#### [YOUR OBJECTIVE]
Work out how many lines of the listing hold "κύτταρα", then state only that count.

#### [RECORDS PROVIDED]
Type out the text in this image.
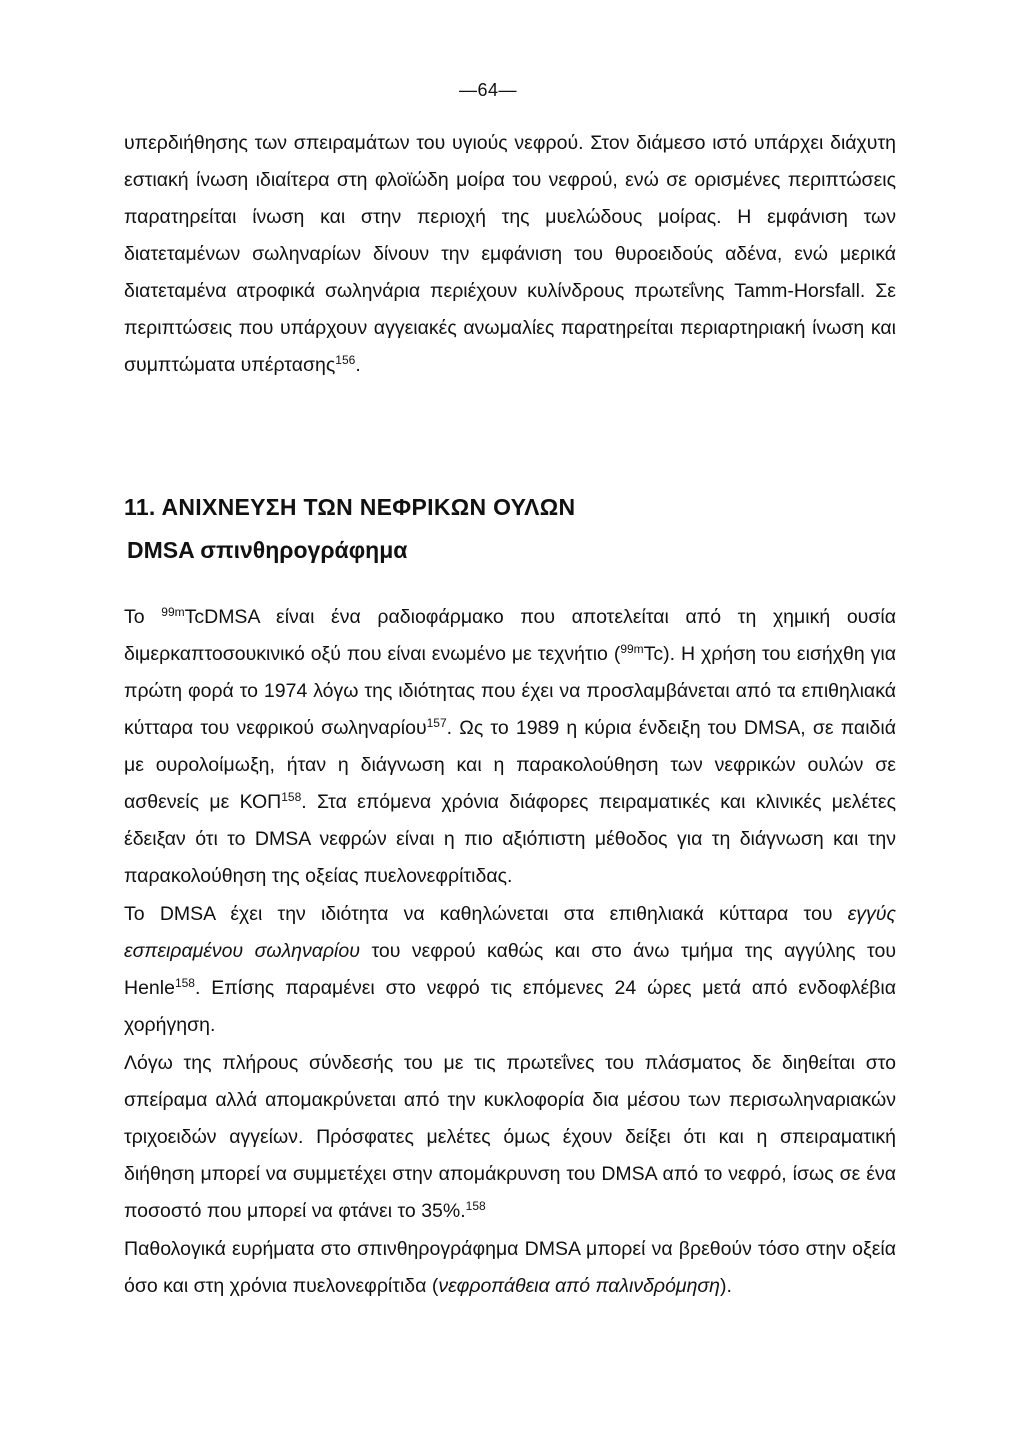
—64—

υπερδιήθησης των σπειραμάτων του υγιούς νεφρού. Στον διάμεσο ιστό υπάρχει διάχυτη εστιακή ίνωση ιδιαίτερα στη φλοϊώδη μοίρα του νεφρού, ενώ σε ορισμένες περιπτώσεις παρατηρείται ίνωση και στην περιοχή της μυελώδους μοίρας. Η εμφάνιση των διατεταμένων σωληναρίων δίνουν την εμφάνιση του θυροειδούς αδένα, ενώ μερικά διατεταμένα ατροφικά σωληνάρια περιέχουν κυλίνδρους πρωτεΐνης Tamm-Horsfall. Σε περιπτώσεις που υπάρχουν αγγειακές ανωμαλίες παρατηρείται περιαρτηριακή ίνωση και συμπτώματα υπέρτασης$^{156}$.

11. ΑΝΙΧΝΕΥΣΗ ΤΩΝ ΝΕΦΡΙΚΩΝ ΟΥΛΩΝ
DMSA σπινθηρογράφημα

Το $^{99m}$TcDMSA είναι ένα ραδιοφάρμακο που αποτελείται από τη χημική ουσία διμερκαπτοσουκινικό οξύ που είναι ενωμένο με τεχνήτιο ($^{99m}$Tc). Η χρήση του εισήχθη για πρώτη φορά το 1974 λόγω της ιδιότητας που έχει να προσλαμβάνεται από τα επιθηλιακά κύτταρα του νεφρικού σωληναρίου$^{157}$. Ως το 1989 η κύρια ένδειξη του DMSA, σε παιδιά με ουρολοίμωξη, ήταν η διάγνωση και η παρακολούθηση των νεφρικών ουλών σε ασθενείς με ΚΟΠ$^{158}$. Στα επόμενα χρόνια διάφορες πειραματικές και κλινικές μελέτες έδειξαν ότι το DMSA νεφρών είναι η πιο αξιόπιστη μέθοδος για τη διάγνωση και την παρακολούθηση της οξείας πυελονεφρίτιδας.

Το DMSA έχει την ιδιότητα να καθηλώνεται στα επιθηλιακά κύτταρα του εγγύς εσπειραμένου σωληναρίου του νεφρού καθώς και στο άνω τμήμα της αγγύλης του Henle$^{158}$. Επίσης παραμένει στο νεφρό τις επόμενες 24 ώρες μετά από ενδοφλέβια χορήγηση.

Λόγω της πλήρους σύνδεσής του με τις πρωτεΐνες του πλάσματος δε διηθείται στο σπείραμα αλλά απομακρύνεται από την κυκλοφορία δια μέσου των περισωληναριακών τριχοειδών αγγείων. Πρόσφατες μελέτες όμως έχουν δείξει ότι και η σπειραματική διήθηση μπορεί να συμμετέχει στην απομάκρυνση του DMSA από το νεφρό, ίσως σε ένα ποσοστό που μπορεί να φτάνει το 35%.$^{158}$

Παθολογικά ευρήματα στο σπινθηρογράφημα DMSA μπορεί να βρεθούν τόσο στην οξεία όσο και στη χρόνια πυελονεφρίτιδα (νεφροπάθεια από παλινδρόμηση).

#### [THE SOLUTION]
2